#### TASK TO CARRY OUT
Without including any pictures, write out the listing below exactly.

#### Stored records
— START —

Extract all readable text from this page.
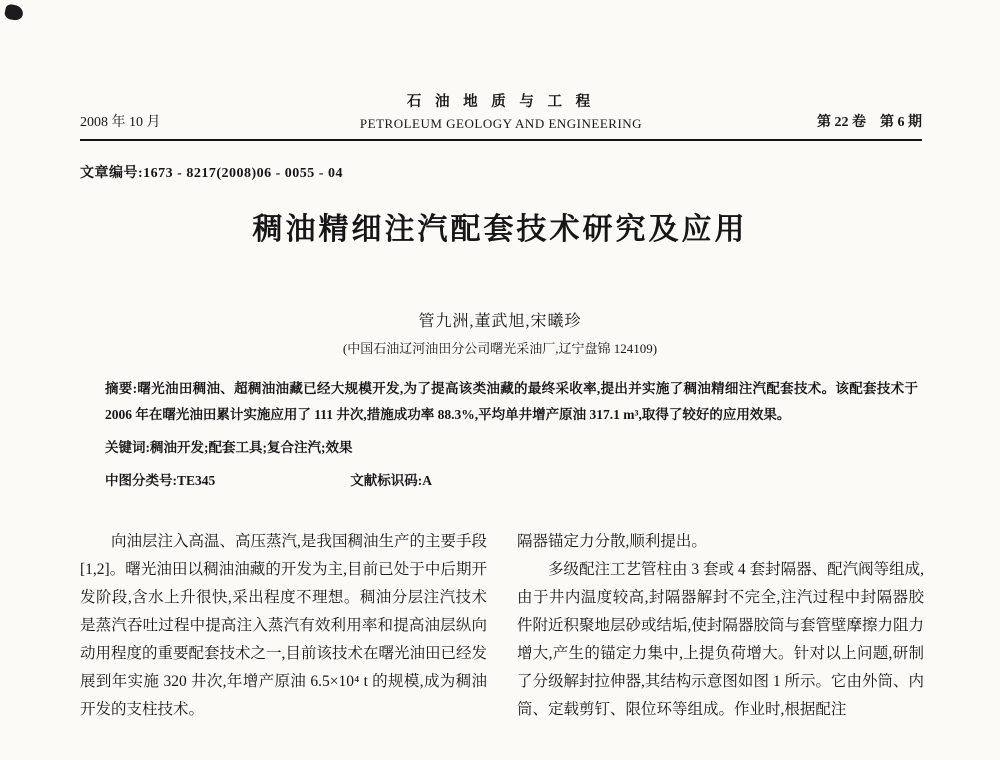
2008 年 10 月
石 油 地 质 与 工 程
PETROLEUM GEOLOGY AND ENGINEERING	第 22 卷　第 6 期
文章编号:1673 - 8217(2008)06 - 0055 - 04
稠油精细注汽配套技术研究及应用
管九洲,董武旭,宋曦珍
(中国石油辽河油田分公司曙光采油厂,辽宁盘锦 124109)

摘要:曙光油田稠油、超稠油油藏已经大规模开发,为了提高该类油藏的最终采收率,提出并实施了稠油精细注汽配套技术。该配套技术于 2006 年在曙光油田累计实施应用了 111 井次,措施成功率 88.3%,平均单井增产原油 317.1 m³,取得了较好的应用效果。

关键词:稠油开发;配套工具;复合注汽;效果

中图分类号:TE345	文献标识码:A

向油层注入高温、高压蒸汽,是我国稠油生产的主要手段[1,2]。曙光油田以稠油油藏的开发为主,目前已处于中后期开发阶段,含水上升很快,采出程度不理想。稠油分层注汽技术是蒸汽吞吐过程中提高注入蒸汽有效利用率和提高油层纵向动用程度的重要配套技术之一,目前该技术在曙光油田已经发展到年实施 320 井次,年增产原油 6.5×10⁴ t 的规模,成为稠油开发的支柱技术。

隔器锚定力分散,顺利提出。

多级配注工艺管柱由 3 套或 4 套封隔器、配汽阀等组成,由于井内温度较高,封隔器解封不完全,注汽过程中封隔器胶件附近积聚地层砂或结垢,使封隔器胶筒与套管壁摩擦力阻力增大,产生的锚定力集中,上提负荷增大。针对以上问题,研制了分级解封拉伸器,其结构示意图如图 1 所示。它由外筒、内筒、定载剪钉、限位环等组成。作业时,根据配注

— END —

#### CORRECT OUTPUT
Extract all readable text from this page.
2008 年 10 月
石 油 地 质 与 工 程
PETROLEUM GEOLOGY AND ENGINEERING	第 22 卷　第 6 期
文章编号:1673 - 8217(2008)06 - 0055 - 04
稠油精细注汽配套技术研究及应用
管九洲,董武旭,宋曦珍
(中国石油辽河油田分公司曙光采油厂,辽宁盘锦 124109)

摘要:曙光油田稠油、超稠油油藏已经大规模开发,为了提高该类油藏的最终采收率,提出并实施了稠油精细注汽配套技术。该配套技术于 2006 年在曙光油田累计实施应用了 111 井次,措施成功率 88.3%,平均单井增产原油 317.1 m³,取得了较好的应用效果。

关键词:稠油开发;配套工具;复合注汽;效果

中图分类号:TE345	文献标识码:A

向油层注入高温、高压蒸汽,是我国稠油生产的主要手段[1,2]。曙光油田以稠油油藏的开发为主,目前已处于中后期开发阶段,含水上升很快,采出程度不理想。稠油分层注汽技术是蒸汽吞吐过程中提高注入蒸汽有效利用率和提高油层纵向动用程度的重要配套技术之一,目前该技术在曙光油田已经发展到年实施 320 井次,年增产原油 6.5×10⁴ t 的规模,成为稠油开发的支柱技术。

隔器锚定力分散,顺利提出。

多级配注工艺管柱由 3 套或 4 套封隔器、配汽阀等组成,由于井内温度较高,封隔器解封不完全,注汽过程中封隔器胶件附近积聚地层砂或结垢,使封隔器胶筒与套管壁摩擦力阻力增大,产生的锚定力集中,上提负荷增大。针对以上问题,研制了分级解封拉伸器,其结构示意图如图 1 所示。它由外筒、内筒、定载剪钉、限位环等组成。作业时,根据配注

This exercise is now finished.